Se buscamos as respostas pelas quais o terrorismo ainda persiste no Oriente Médio,
na Ásia Central e na África, basta olhar para as tropas norte-americanas presentes
nas regiões: os EUA ocupam, hoje, o Afeganistão e o Iraque; possuem bases militares
ou tropas no Egito, na Arábia Saudita, em Omã, Qatar, Israel, Jordânia, Kuwait,
Paquistão, Afeganistão, entre outros. Se os norte-americanos desejam compreender
por que muitos os odeiam ou por que não podem vencer a guerra contra o terror,
precisam escutar as ruas do mundo árabe e islâmico.
Reginaldo Nasser e Marina Mattar Nasser
Se a Al-Qaeda, como muitos estudos indicam, não constitui uma organização extensa e nem mesmo
possui vínculos diretos com grupos islâmicos ao redor do mundo; se a Al-Qaeda, ao que tudo indica,
está mesmo enfraquecida, por que a morte de Bin Laden ainda reverbera, fazendo com que grupos,
como o Talibã, possuam ainda mais motivações em sua luta? O caso do Talibã é fundamental para
compreendermos isto.
As origens do Talibã, ao contrário do que muitos podem imaginar, não estão relacionada a AlQaeda; pelo contrário, os objetivos, propostas e ideais que influenciaram a criação do Talibã
explicitam suas diferenças com a organização de Bin Laden. O Talibã surgiu no início dos anos 1990
como reação à crise econômica, política e social que envolvia o Afeganistão há mais de décadas e
que não foram solucionadas pelo governo pós-soviético do partido Jamaad Islami,
predominantemente dominado pela etnia dos tarjiques. O sentimento de injustiça foi combinado
com uma motivação étnica e tribal do Talibã de retomar o poder para sua etnia, os pashtuns.

▶ _Problema curto 1_
Reproduza literalmente as linhas da listagem, de tudo desde a linha que contém "back-button[interactable]: ‹ [200, 490, 211, 527]" até a linha que contém "bar-topper [530, 858, 610, 1098]", ambas incluídas.

▶ _Listagem da tarefa_
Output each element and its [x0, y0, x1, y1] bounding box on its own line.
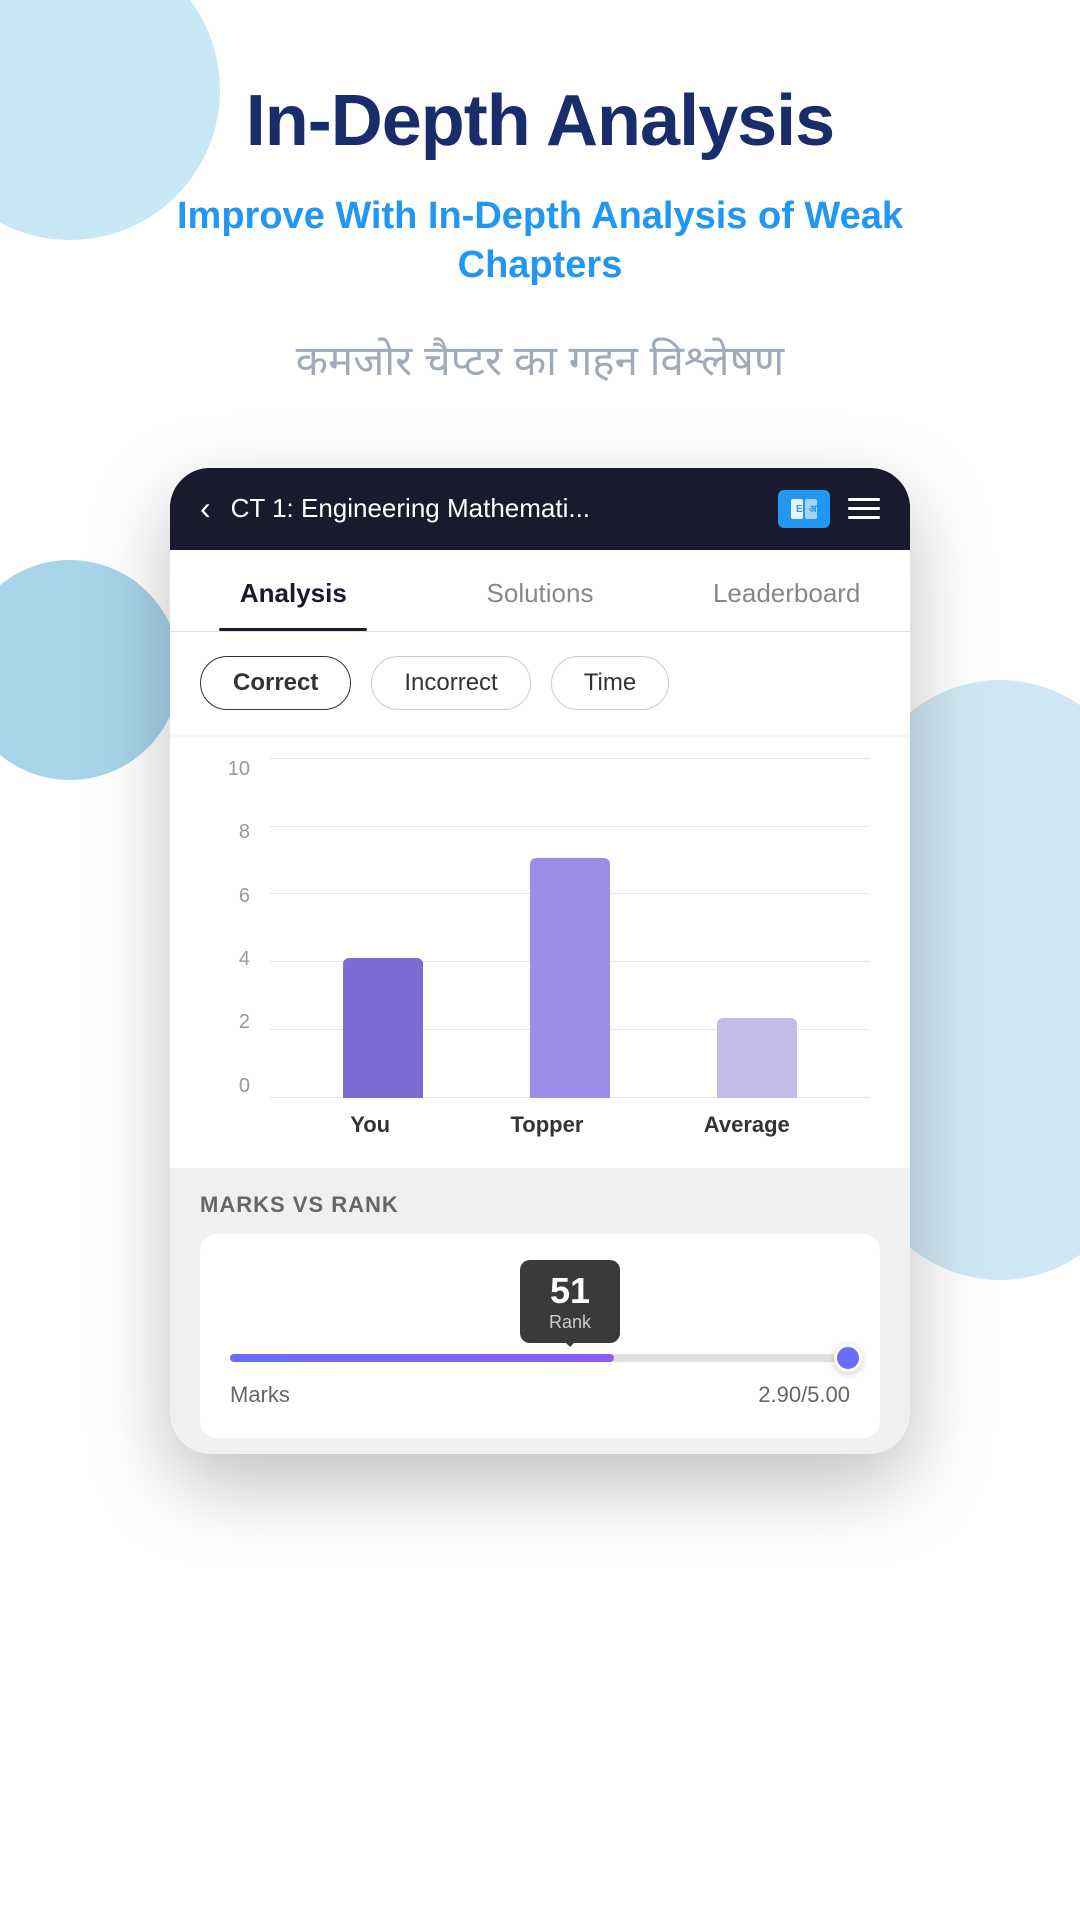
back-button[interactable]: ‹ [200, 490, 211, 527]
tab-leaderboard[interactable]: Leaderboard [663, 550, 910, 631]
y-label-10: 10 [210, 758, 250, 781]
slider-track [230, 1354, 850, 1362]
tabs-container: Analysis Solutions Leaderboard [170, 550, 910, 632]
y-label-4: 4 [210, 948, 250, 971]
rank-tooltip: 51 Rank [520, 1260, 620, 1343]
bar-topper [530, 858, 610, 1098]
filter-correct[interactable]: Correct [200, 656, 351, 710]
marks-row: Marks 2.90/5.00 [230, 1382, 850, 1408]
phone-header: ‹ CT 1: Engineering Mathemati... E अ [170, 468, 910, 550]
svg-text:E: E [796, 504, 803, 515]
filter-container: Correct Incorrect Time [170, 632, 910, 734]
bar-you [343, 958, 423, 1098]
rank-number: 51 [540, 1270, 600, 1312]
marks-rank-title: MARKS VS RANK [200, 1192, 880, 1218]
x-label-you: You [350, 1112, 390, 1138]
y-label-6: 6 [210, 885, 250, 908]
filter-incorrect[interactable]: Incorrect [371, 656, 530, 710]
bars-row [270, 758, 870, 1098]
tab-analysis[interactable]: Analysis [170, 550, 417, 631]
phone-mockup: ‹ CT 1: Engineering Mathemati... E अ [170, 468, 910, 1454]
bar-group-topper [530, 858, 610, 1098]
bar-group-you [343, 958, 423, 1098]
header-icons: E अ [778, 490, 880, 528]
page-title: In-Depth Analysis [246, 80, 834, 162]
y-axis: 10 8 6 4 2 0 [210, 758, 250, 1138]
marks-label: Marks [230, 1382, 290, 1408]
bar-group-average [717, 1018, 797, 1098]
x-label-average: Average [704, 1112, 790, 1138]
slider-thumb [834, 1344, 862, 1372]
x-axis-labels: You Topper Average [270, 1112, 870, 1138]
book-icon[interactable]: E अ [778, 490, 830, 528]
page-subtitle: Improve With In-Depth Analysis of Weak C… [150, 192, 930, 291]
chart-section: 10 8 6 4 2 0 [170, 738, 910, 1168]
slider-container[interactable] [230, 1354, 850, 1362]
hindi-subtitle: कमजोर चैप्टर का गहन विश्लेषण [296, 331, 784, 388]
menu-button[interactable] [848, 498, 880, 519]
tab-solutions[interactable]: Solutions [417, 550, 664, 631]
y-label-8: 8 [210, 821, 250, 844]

▶ _Problema curto 2_
Cite sem alterações o trecho do artigo sobre o terrorismo e o Talibã, de tudo desde "Se buscamos as" até "árabe e islâmico.".

▶ _Resposta final 1_
back-button[interactable]: ‹ [200, 490, 211, 527]
tab-leaderboard[interactable]: Leaderboard [663, 550, 910, 631]
y-label-10: 10 [210, 758, 250, 781]
slider-track [230, 1354, 850, 1362]
tabs-container: Analysis Solutions Leaderboard [170, 550, 910, 632]
y-label-4: 4 [210, 948, 250, 971]
rank-tooltip: 51 Rank [520, 1260, 620, 1343]
bar-topper [530, 858, 610, 1098]

▶ _Resposta final 2_
Se buscamos as respostas pelas quais o terrorismo ainda persiste no Oriente Médio,
na Ásia Central e na África, basta olhar para as tropas norte-americanas presentes
nas regiões: os EUA ocupam, hoje, o Afeganistão e o Iraque; possuem bases militares
ou tropas no Egito, na Arábia Saudita, em Omã, Qatar, Israel, Jordânia, Kuwait,
Paquistão, Afeganistão, entre outros. Se os norte-americanos desejam compreender
por que muitos os odeiam ou por que não podem vencer a guerra contra o terror,
precisam escutar as ruas do mundo árabe e islâmico.